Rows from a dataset
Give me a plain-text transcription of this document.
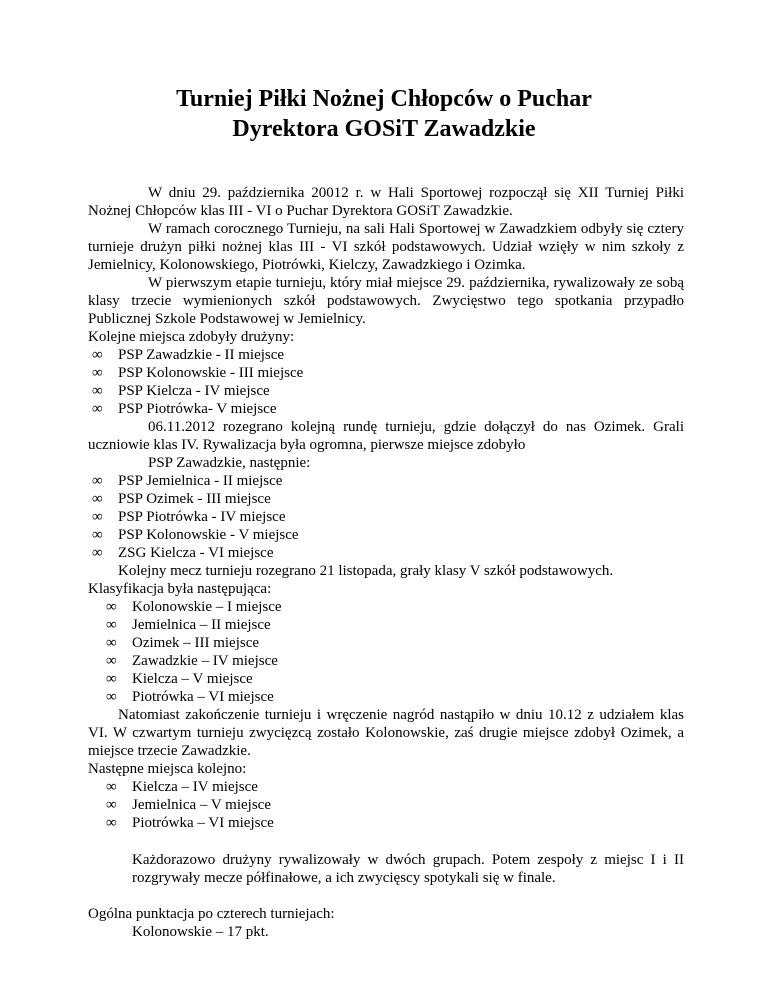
Turniej Piłki Nożnej Chłopców o Puchar
Dyrektora GOSiT Zawadzkie

W dniu 29. października 20012 r. w Hali Sportowej rozpoczął się XII Turniej Piłki Nożnej Chłopców klas III - VI o Puchar Dyrektora GOSiT Zawadzkie.

W ramach corocznego Turnieju, na sali Hali Sportowej w Zawadzkiem odbyły się cztery turnieje drużyn piłki nożnej klas III - VI szkół podstawowych. Udział wzięły w nim szkoły z Jemielnicy, Kolonowskiego, Piotrówki, Kielczy, Zawadzkiego i Ozimka.

W pierwszym etapie turnieju, który miał miejsce 29. października, rywalizowały ze sobą klasy trzecie wymienionych szkół podstawowych. Zwycięstwo tego spotkania przypadło Publicznej Szkole Podstawowej w Jemielnicy.

Kolejne miejsca zdobyły drużyny:

∞	PSP Zawadzkie - II miejsce
∞	PSP Kolonowskie - III miejsce
∞	PSP Kielcza - IV miejsce
∞	PSP Piotrówka- V miejsce

06.11.2012 rozegrano kolejną rundę turnieju, gdzie dołączył do nas Ozimek. Grali uczniowie klas IV. Rywalizacja była ogromna, pierwsze miejsce zdobyło
PSP Zawadzkie, następnie:

∞	PSP Jemielnica - II miejsce
∞	PSP Ozimek - III miejsce
∞	PSP Piotrówka - IV miejsce
∞	PSP Kolonowskie - V miejsce
∞	ZSG Kielcza - VI miejsce

Kolejny mecz turnieju rozegrano 21 listopada, grały klasy V szkół podstawowych.

Klasyfikacja była następująca:

∞	Kolonowskie – I miejsce
∞	Jemielnica – II miejsce
∞	Ozimek – III miejsce
∞	Zawadzkie – IV miejsce
∞	Kielcza – V miejsce
∞	Piotrówka – VI miejsce

Natomiast zakończenie turnieju i wręczenie nagród nastąpiło w dniu 10.12 z udziałem klas VI. W czwartym turnieju zwycięzcą zostało Kolonowskie, zaś drugie miejsce zdobył Ozimek, a miejsce trzecie Zawadzkie.

Następne miejsca kolejno:

∞	Kielcza – IV miejsce
∞	Jemielnica – V miejsce
∞	Piotrówka – VI miejsce

Każdorazowo drużyny rywalizowały w dwóch grupach. Potem zespoły z miejsc I i II rozgrywały mecze półfinałowe, a ich zwycięscy spotykali się w finale.

Ogólna punktacja po czterech turniejach:

Kolonowskie – 17 pkt.
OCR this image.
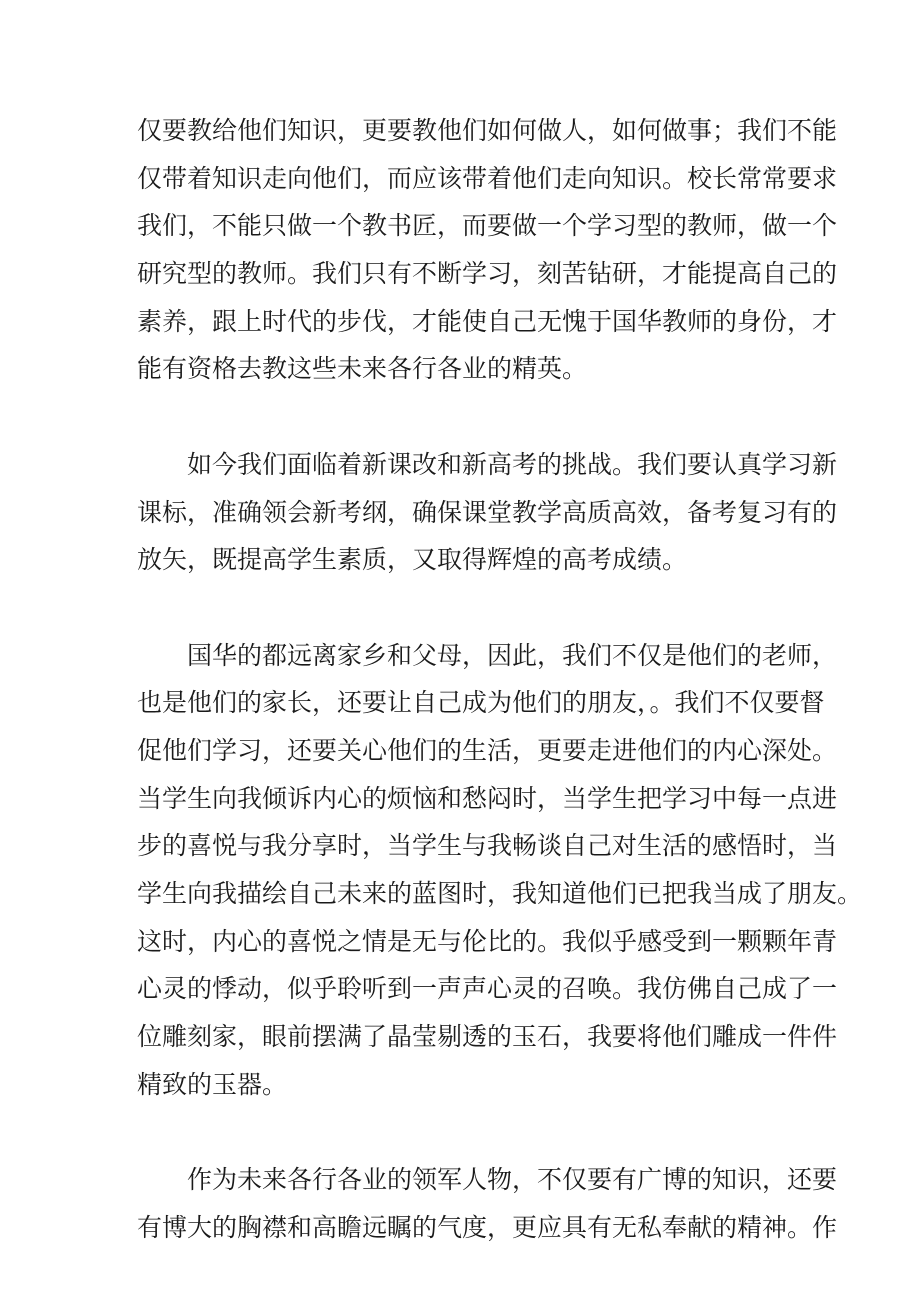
仅要教给他们知识，更要教他们如何做人，如何做事；我们不能
仅带着知识走向他们，而应该带着他们走向知识。校长常常要求
我们，不能只做一个教书匠，而要做一个学习型的教师，做一个
研究型的教师。我们只有不断学习，刻苦钻研，才能提高自己的
素养，跟上时代的步伐，才能使自己无愧于国华教师的身份，才
能有资格去教这些未来各行各业的精英。
如今我们面临着新课改和新高考的挑战。我们要认真学习新
课标，准确领会新考纲，确保课堂教学高质高效，备考复习有的
放矢，既提高学生素质，又取得辉煌的高考成绩。
国华的都远离家乡和父母，因此，我们不仅是他们的老师，
也是他们的家长，还要让自己成为他们的朋友，。我们不仅要督
促他们学习，还要关心他们的生活，更要走进他们的内心深处。
当学生向我倾诉内心的烦恼和愁闷时，当学生把学习中每一点进
步的喜悦与我分享时，当学生与我畅谈自己对生活的感悟时，当
学生向我描绘自己未来的蓝图时，我知道他们已把我当成了朋友。
这时，内心的喜悦之情是无与伦比的。我似乎感受到一颗颗年青
心灵的悸动，似乎聆听到一声声心灵的召唤。我仿佛自己成了一
位雕刻家，眼前摆满了晶莹剔透的玉石，我要将他们雕成一件件
精致的玉器。
作为未来各行各业的领军人物，不仅要有广博的知识，还要
有博大的胸襟和高瞻远瞩的气度，更应具有无私奉献的精神。作
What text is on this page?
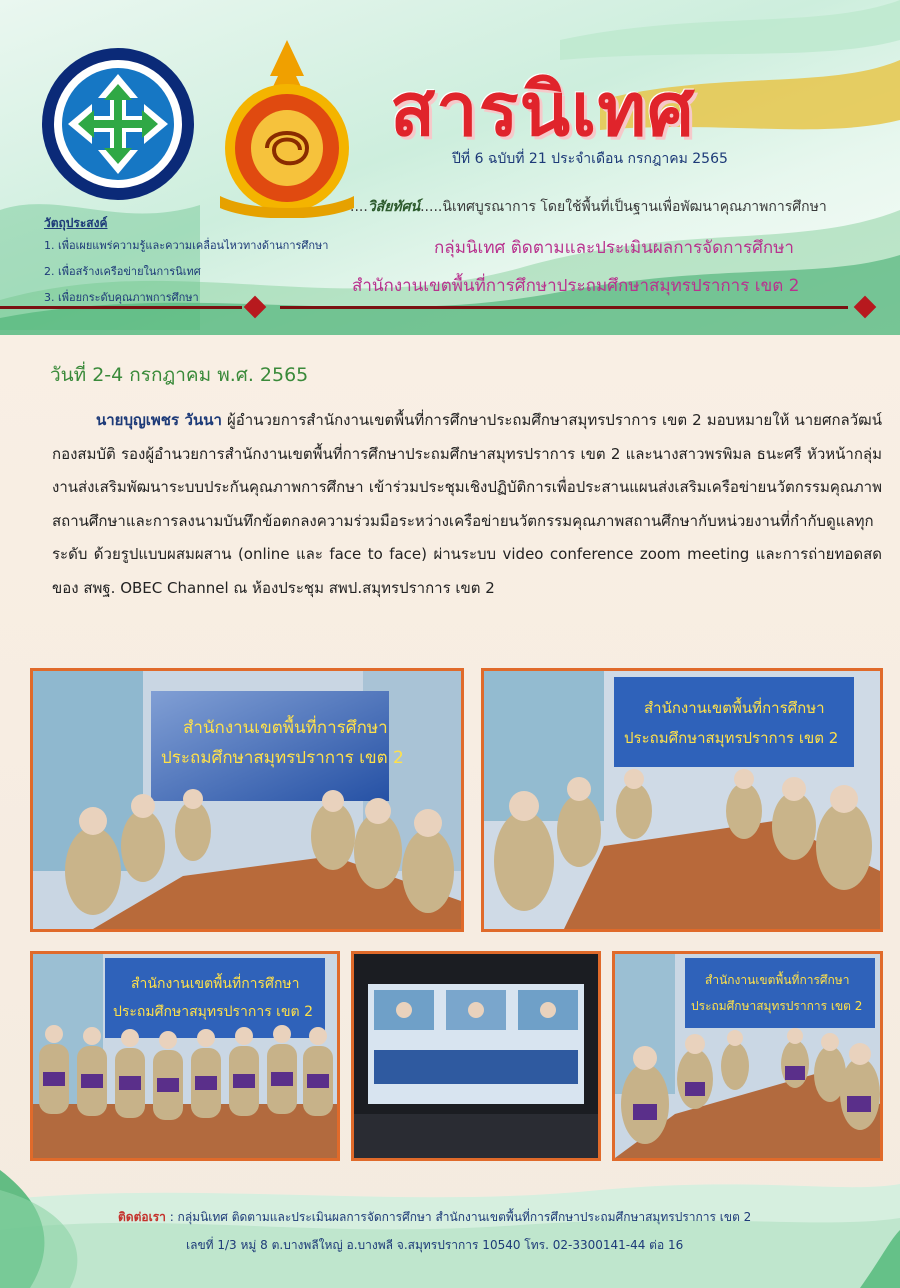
สารนิเทศ
ปีที่ 6 ฉบับที่ 21 ประจำเดือน กรกฎาคม 2565
....วิสัยทัศน์.....นิเทศบูรณาการ โดยใช้พื้นที่เป็นฐานเพื่อพัฒนาคุณภาพการศึกษา
วัตถุประสงค์
1. เพื่อเผยแพร่ความรู้และความเคลื่อนไหวทางด้านการศึกษา
2. เพื่อสร้างเครือข่ายในการนิเทศ
3. เพื่อยกระดับคุณภาพการศึกษา
กลุ่มนิเทศ ติดตามและประเมินผลการจัดการศึกษา
สำนักงานเขตพื้นที่การศึกษาประถมศึกษาสมุทรปราการ เขต 2
วันที่ 2-4 กรกฎาคม พ.ศ. 2565
นายบุญเพชร วันนา ผู้อำนวยการสำนักงานเขตพื้นที่การศึกษาประถมศึกษาสมุทรปราการ เขต 2 มอบหมายให้ นายศกลวัฒน์ กองสมบัติ รองผู้อำนวยการสำนักงานเขตพื้นที่การศึกษาประถมศึกษาสมุทรปราการ เขต 2 และนางสาวพรพิมล ธนะศรี หัวหน้ากลุ่มงานส่งเสริมพัฒนาระบบประกันคุณภาพการศึกษา เข้าร่วมประชุมเชิงปฏิบัติการเพื่อประสานแผนส่งเสริมเครือข่ายนวัตกรรมคุณภาพสถานศึกษาและการลงนามบันทึกข้อตกลงความร่วมมือระหว่างเครือข่ายนวัตกรรมคุณภาพสถานศึกษากับหน่วยงานที่กำกับดูแลทุกระดับ ด้วยรูปแบบผสมผสาน (online และ face to face) ผ่านระบบ video conference zoom meeting และการถ่ายทอดสดของ สพฐ. OBEC Channel ณ ห้องประชุม สพป.สมุทรปราการ เขต 2
สำนักงานเขตพื้นที่การศึกษา
ประถมศึกษาสมุทรปราการ เขต 2
สำนักงานเขตพื้นที่การศึกษา
ประถมศึกษาสมุทรปราการ เขต 2
สำนักงานเขตพื้นที่การศึกษา
ประถมศึกษาสมุทรปราการ เขต 2
สำนักงานเขตพื้นที่การศึกษา
ประถมศึกษาสมุทรปราการ เขต 2
ติดต่อเรา : กลุ่มนิเทศ ติดตามและประเมินผลการจัดการศึกษา สำนักงานเขตพื้นที่การศึกษาประถมศึกษาสมุทรปราการ เขต 2
เลขที่ 1/3 หมู่ 8 ต.บางพลีใหญ่ อ.บางพลี จ.สมุทรปราการ 10540 โทร. 02-3300141-44 ต่อ 16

● The problem:
Identify all lines where the word "GOSiT" shows up. Copy them.

● Exercise result:
Dyrektora GOSiT Zawadzkie
W dniu 29. października 20012 r. w Hali Sportowej rozpoczął się XII Turniej Piłki Nożnej Chłopców klas III - VI o Puchar Dyrektora GOSiT Zawadzkie.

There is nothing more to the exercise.